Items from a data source
====

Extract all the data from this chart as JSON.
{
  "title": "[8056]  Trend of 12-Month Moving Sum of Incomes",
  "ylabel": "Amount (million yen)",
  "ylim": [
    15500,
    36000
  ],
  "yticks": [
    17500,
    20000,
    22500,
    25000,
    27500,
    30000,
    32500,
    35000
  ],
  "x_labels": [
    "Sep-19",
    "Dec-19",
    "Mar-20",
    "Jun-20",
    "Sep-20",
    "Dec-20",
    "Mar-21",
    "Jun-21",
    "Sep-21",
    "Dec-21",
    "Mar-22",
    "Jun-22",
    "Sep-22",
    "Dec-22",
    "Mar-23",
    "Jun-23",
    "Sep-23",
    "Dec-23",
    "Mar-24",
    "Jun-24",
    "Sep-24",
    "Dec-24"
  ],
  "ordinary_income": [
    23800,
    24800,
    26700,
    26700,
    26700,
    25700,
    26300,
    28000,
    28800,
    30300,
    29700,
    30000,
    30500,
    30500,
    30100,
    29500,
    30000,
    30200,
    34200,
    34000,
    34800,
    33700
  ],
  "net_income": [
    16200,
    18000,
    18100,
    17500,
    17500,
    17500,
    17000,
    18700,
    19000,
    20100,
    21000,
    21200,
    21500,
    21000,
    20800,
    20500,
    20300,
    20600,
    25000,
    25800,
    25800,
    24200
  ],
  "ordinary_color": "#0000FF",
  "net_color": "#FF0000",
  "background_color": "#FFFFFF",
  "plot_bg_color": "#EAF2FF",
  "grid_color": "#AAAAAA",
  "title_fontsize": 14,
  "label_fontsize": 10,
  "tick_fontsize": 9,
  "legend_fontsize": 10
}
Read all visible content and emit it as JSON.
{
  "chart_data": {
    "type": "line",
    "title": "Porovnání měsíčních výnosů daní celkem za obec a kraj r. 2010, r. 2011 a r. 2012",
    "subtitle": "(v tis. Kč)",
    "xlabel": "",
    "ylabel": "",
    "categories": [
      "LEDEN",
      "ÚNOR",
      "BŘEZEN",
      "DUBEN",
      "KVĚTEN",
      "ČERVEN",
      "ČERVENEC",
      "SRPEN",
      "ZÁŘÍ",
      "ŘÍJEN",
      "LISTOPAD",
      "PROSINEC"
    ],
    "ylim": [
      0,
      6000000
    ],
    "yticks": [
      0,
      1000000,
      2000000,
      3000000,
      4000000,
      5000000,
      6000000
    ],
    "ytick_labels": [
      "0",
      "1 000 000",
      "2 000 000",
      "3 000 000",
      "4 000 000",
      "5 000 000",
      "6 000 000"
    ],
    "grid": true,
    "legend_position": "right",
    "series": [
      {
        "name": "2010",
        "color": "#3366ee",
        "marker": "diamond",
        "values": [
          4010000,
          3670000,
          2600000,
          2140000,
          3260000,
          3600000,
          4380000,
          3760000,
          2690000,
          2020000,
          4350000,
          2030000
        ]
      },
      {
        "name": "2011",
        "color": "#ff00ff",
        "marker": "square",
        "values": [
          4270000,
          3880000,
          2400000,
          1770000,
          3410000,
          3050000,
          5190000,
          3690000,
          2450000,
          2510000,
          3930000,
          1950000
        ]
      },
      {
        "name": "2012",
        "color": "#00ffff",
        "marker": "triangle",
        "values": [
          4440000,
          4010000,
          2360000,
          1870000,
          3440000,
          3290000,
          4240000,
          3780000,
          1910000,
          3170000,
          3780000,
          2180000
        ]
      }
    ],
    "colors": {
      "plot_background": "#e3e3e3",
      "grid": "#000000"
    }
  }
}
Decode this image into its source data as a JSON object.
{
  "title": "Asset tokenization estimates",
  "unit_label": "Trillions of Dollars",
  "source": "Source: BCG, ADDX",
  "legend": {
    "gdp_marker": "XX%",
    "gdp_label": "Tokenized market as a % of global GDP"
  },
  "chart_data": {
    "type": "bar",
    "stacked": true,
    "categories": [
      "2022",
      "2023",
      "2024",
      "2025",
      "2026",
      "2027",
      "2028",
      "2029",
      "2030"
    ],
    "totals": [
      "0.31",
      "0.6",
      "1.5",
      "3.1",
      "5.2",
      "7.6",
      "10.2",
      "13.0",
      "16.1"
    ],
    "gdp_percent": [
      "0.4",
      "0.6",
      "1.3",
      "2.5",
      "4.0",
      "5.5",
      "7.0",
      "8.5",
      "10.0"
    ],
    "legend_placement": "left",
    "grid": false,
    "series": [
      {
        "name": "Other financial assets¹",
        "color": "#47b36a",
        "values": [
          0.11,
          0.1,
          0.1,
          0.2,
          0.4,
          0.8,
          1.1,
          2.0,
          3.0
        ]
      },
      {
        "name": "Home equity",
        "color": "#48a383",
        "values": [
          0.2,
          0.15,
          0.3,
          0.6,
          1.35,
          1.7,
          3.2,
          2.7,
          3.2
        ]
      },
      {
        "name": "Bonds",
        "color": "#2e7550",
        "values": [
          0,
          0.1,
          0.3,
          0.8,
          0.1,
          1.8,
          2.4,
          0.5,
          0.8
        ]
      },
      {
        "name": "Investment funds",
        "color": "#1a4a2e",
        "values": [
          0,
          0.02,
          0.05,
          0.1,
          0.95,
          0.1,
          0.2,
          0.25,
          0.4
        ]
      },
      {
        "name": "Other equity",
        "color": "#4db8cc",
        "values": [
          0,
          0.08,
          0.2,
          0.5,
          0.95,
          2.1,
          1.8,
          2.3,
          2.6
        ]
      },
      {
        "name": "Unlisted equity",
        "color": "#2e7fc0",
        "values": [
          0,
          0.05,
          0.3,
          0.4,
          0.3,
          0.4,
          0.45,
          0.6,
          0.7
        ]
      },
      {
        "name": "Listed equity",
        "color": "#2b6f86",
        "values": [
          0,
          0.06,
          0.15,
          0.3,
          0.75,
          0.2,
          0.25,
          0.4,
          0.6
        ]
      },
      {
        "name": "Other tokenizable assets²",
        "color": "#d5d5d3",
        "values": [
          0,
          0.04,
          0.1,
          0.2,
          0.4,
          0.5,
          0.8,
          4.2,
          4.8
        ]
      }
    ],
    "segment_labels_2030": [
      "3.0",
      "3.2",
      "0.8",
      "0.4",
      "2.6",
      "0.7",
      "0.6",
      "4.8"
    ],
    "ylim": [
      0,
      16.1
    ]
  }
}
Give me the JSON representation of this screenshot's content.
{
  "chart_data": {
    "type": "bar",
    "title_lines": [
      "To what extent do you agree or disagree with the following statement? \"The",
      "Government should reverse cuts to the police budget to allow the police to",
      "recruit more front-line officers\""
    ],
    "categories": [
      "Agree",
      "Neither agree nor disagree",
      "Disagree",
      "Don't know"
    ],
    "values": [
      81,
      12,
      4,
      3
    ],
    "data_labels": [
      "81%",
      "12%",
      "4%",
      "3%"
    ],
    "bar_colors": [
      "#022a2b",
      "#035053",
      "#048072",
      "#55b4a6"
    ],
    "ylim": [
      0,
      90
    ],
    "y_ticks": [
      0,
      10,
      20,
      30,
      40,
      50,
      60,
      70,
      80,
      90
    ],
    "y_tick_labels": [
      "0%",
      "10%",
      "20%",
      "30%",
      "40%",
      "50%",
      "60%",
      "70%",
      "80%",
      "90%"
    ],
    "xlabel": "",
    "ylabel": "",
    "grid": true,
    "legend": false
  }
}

====

(Objective) Return every line from the records above that holds the word "content".

(Solution for this task)
Read all visible content and emit it as JSON.
Give me the JSON representation of this screenshot's content.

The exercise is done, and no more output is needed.